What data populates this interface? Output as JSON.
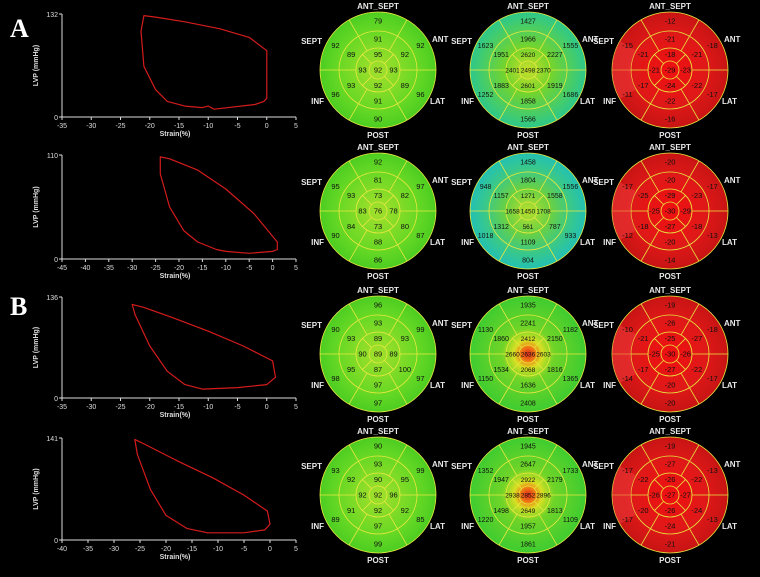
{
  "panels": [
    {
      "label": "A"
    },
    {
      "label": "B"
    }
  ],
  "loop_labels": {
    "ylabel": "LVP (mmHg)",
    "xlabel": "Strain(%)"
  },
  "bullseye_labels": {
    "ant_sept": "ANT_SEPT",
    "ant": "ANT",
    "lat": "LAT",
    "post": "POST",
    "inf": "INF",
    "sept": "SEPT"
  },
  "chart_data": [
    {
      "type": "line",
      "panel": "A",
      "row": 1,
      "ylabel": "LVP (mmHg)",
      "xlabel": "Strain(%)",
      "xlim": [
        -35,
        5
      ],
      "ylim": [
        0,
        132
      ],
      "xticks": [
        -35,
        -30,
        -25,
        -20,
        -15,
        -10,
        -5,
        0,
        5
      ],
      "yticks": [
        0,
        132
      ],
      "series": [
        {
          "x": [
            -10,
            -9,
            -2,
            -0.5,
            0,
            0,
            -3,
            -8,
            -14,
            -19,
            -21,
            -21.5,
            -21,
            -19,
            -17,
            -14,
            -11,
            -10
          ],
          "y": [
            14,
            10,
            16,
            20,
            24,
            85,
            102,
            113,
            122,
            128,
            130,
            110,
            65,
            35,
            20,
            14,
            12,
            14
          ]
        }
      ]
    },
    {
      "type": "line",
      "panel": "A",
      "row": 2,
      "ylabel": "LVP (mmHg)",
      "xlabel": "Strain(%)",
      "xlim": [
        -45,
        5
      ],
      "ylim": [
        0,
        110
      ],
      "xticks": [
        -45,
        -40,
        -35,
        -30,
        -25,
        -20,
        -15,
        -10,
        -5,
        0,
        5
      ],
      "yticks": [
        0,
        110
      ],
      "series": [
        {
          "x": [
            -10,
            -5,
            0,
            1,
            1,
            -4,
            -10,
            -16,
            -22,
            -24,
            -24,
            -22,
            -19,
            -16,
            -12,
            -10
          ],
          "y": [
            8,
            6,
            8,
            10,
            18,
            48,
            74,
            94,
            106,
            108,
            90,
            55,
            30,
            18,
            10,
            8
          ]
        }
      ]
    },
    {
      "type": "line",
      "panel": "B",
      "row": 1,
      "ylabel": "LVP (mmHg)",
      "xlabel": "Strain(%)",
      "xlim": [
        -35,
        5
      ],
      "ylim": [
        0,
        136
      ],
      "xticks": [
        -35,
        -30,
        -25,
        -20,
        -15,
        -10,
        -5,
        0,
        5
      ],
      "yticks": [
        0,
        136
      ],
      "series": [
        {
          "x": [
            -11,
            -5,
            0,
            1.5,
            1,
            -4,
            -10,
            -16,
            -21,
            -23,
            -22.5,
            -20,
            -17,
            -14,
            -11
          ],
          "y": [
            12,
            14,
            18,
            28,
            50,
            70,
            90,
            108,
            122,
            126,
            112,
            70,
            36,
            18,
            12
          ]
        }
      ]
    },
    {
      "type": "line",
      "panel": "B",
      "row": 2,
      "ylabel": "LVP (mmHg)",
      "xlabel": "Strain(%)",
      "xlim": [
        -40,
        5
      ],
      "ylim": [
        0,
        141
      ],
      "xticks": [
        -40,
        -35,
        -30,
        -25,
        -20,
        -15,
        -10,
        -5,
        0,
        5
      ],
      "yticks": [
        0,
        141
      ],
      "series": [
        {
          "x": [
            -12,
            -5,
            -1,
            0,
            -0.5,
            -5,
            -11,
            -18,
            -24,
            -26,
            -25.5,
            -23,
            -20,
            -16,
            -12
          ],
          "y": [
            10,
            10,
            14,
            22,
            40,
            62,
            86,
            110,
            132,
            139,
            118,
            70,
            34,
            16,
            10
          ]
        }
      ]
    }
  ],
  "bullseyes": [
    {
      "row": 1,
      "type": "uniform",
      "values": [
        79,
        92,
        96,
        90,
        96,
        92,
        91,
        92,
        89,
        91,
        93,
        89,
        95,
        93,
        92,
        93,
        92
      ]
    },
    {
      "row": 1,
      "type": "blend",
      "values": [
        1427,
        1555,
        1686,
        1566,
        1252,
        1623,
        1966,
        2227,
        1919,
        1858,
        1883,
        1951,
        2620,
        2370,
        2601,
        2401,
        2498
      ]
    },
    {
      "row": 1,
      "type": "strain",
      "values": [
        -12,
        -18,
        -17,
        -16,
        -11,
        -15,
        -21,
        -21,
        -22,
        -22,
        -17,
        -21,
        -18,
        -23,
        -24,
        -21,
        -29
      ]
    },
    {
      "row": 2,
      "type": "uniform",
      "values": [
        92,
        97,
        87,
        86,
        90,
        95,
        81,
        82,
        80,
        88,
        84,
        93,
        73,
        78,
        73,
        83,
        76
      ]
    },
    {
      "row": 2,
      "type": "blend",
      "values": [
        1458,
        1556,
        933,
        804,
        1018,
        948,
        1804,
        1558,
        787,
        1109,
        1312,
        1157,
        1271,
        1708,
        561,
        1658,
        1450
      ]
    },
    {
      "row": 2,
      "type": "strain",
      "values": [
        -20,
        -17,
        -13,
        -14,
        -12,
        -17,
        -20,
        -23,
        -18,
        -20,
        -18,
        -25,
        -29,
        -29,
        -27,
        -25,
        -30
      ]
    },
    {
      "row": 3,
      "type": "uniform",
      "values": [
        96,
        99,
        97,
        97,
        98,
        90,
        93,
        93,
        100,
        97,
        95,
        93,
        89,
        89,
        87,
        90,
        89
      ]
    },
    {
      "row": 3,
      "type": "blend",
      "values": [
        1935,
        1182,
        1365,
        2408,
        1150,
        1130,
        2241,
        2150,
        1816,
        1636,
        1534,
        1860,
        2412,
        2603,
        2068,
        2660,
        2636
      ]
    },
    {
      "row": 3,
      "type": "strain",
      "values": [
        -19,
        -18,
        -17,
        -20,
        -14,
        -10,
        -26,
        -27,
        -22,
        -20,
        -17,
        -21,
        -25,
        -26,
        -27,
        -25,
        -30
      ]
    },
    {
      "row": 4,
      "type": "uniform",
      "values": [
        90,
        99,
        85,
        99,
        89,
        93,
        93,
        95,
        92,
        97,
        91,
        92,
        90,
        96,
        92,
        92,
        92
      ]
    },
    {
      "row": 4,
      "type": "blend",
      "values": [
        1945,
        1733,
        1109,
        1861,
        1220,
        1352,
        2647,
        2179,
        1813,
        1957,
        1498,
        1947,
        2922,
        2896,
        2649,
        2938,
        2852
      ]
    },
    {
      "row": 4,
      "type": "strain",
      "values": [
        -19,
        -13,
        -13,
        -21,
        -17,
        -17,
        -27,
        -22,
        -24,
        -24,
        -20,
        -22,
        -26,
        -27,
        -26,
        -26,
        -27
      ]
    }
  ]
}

= = = = =

#### [Work instructions]
Omit any images, then output the listing exactly.

#### [Exercise result]
What data populates this interface? Output as JSON.
{
  "panels": [
    {
      "label": "A"
    },
    {
      "label": "B"
    }
  ],
  "loop_labels": {
    "ylabel": "LVP (mmHg)",
    "xlabel": "Strain(%)"
  },
  "bullseye_labels": {
    "ant_sept": "ANT_SEPT",
    "ant": "ANT",
    "lat": "LAT",
    "post": "POST",
    "inf": "INF",
    "sept": "SEPT"
  },
  "chart_data": [
    {
      "type": "line",
      "panel": "A",
      "row": 1,
      "ylabel": "LVP (mmHg)",
      "xlabel": "Strain(%)",
      "xlim": [
        -35,
        5
      ],
      "ylim": [
        0,
        132
      ],
      "xticks": [
        -35,
        -30,
        -25,
        -20,
        -15,
        -10,
        -5,
        0,
        5
      ],
      "yticks": [
        0,
        132
      ],
      "series": [
        {
          "x": [
            -10,
            -9,
            -2,
            -0.5,
            0,
            0,
            -3,
            -8,
            -14,
            -19,
            -21,
            -21.5,
            -21,
            -19,
            -17,
            -14,
            -11,
            -10
          ],
          "y": [
            14,
            10,
            16,
            20,
            24,
            85,
            102,
            113,
            122,
            128,
            130,
            110,
            65,
            35,
            20,
            14,
            12,
            14
          ]
        }
      ]
    },
    {
      "type": "line",
      "panel": "A",
      "row": 2,
      "ylabel": "LVP (mmHg)",
      "xlabel": "Strain(%)",
      "xlim": [
        -45,
        5
      ],
      "ylim": [
        0,
        110
      ],
      "xticks": [
        -45,
        -40,
        -35,
        -30,
        -25,
        -20,
        -15,
        -10,
        -5,
        0,
        5
      ],
      "yticks": [
        0,
        110
      ],
      "series": [
        {
          "x": [
            -10,
            -5,
            0,
            1,
            1,
            -4,
            -10,
            -16,
            -22,
            -24,
            -24,
            -22,
            -19,
            -16,
            -12,
            -10
          ],
          "y": [
            8,
            6,
            8,
            10,
            18,
            48,
            74,
            94,
            106,
            108,
            90,
            55,
            30,
            18,
            10,
            8
          ]
        }
      ]
    },
    {
      "type": "line",
      "panel": "B",
      "row": 1,
      "ylabel": "LVP (mmHg)",
      "xlabel": "Strain(%)",
      "xlim": [
        -35,
        5
      ],
      "ylim": [
        0,
        136
      ],
      "xticks": [
        -35,
        -30,
        -25,
        -20,
        -15,
        -10,
        -5,
        0,
        5
      ],
      "yticks": [
        0,
        136
      ],
      "series": [
        {
          "x": [
            -11,
            -5,
            0,
            1.5,
            1,
            -4,
            -10,
            -16,
            -21,
            -23,
            -22.5,
            -20,
            -17,
            -14,
            -11
          ],
          "y": [
            12,
            14,
            18,
            28,
            50,
            70,
            90,
            108,
            122,
            126,
            112,
            70,
            36,
            18,
            12
          ]
        }
      ]
    },
    {
      "type": "line",
      "panel": "B",
      "row": 2,
      "ylabel": "LVP (mmHg)",
      "xlabel": "Strain(%)",
      "xlim": [
        -40,
        5
      ],
      "ylim": [
        0,
        141
      ],
      "xticks": [
        -40,
        -35,
        -30,
        -25,
        -20,
        -15,
        -10,
        -5,
        0,
        5
      ],
      "yticks": [
        0,
        141
      ],
      "series": [
        {
          "x": [
            -12,
            -5,
            -1,
            0,
            -0.5,
            -5,
            -11,
            -18,
            -24,
            -26,
            -25.5,
            -23,
            -20,
            -16,
            -12
          ],
          "y": [
            10,
            10,
            14,
            22,
            40,
            62,
            86,
            110,
            132,
            139,
            118,
            70,
            34,
            16,
            10
          ]
        }
      ]
    }
  ],
  "bullseyes": [
    {
      "row": 1,
      "type": "uniform",
      "values": [
        79,
        92,
        96,
        90,
        96,
        92,
        91,
        92,
        89,
        91,
        93,
        89,
        95,
        93,
        92,
        93,
        92
      ]
    },
    {
      "row": 1,
      "type": "blend",
      "values": [
        1427,
        1555,
        1686,
        1566,
        1252,
        1623,
        1966,
        2227,
        1919,
        1858,
        1883,
        1951,
        2620,
        2370,
        2601,
        2401,
        2498
      ]
    },
    {
      "row": 1,
      "type": "strain",
      "values": [
        -12,
        -18,
        -17,
        -16,
        -11,
        -15,
        -21,
        -21,
        -22,
        -22,
        -17,
        -21,
        -18,
        -23,
        -24,
        -21,
        -29
      ]
    },
    {
      "row": 2,
      "type": "uniform",
      "values": [
        92,
        97,
        87,
        86,
        90,
        95,
        81,
        82,
        80,
        88,
        84,
        93,
        73,
        78,
        73,
        83,
        76
      ]
    },
    {
      "row": 2,
      "type": "blend",
      "values": [
        1458,
        1556,
        933,
        804,
        1018,
        948,
        1804,
        1558,
        787,
        1109,
        1312,
        1157,
        1271,
        1708,
        561,
        1658,
        1450
      ]
    },
    {
      "row": 2,
      "type": "strain",
      "values": [
        -20,
        -17,
        -13,
        -14,
        -12,
        -17,
        -20,
        -23,
        -18,
        -20,
        -18,
        -25,
        -29,
        -29,
        -27,
        -25,
        -30
      ]
    },
    {
      "row": 3,
      "type": "uniform",
      "values": [
        96,
        99,
        97,
        97,
        98,
        90,
        93,
        93,
        100,
        97,
        95,
        93,
        89,
        89,
        87,
        90,
        89
      ]
    },
    {
      "row": 3,
      "type": "blend",
      "values": [
        1935,
        1182,
        1365,
        2408,
        1150,
        1130,
        2241,
        2150,
        1816,
        1636,
        1534,
        1860,
        2412,
        2603,
        2068,
        2660,
        2636
      ]
    },
    {
      "row": 3,
      "type": "strain",
      "values": [
        -19,
        -18,
        -17,
        -20,
        -14,
        -10,
        -26,
        -27,
        -22,
        -20,
        -17,
        -21,
        -25,
        -26,
        -27,
        -25,
        -30
      ]
    },
    {
      "row": 4,
      "type": "uniform",
      "values": [
        90,
        99,
        85,
        99,
        89,
        93,
        93,
        95,
        92,
        97,
        91,
        92,
        90,
        96,
        92,
        92,
        92
      ]
    },
    {
      "row": 4,
      "type": "blend",
      "values": [
        1945,
        1733,
        1109,
        1861,
        1220,
        1352,
        2647,
        2179,
        1813,
        1957,
        1498,
        1947,
        2922,
        2896,
        2649,
        2938,
        2852
      ]
    },
    {
      "row": 4,
      "type": "strain",
      "values": [
        -19,
        -13,
        -13,
        -21,
        -17,
        -17,
        -27,
        -22,
        -24,
        -24,
        -20,
        -22,
        -26,
        -27,
        -26,
        -26,
        -27
      ]
    }
  ]
}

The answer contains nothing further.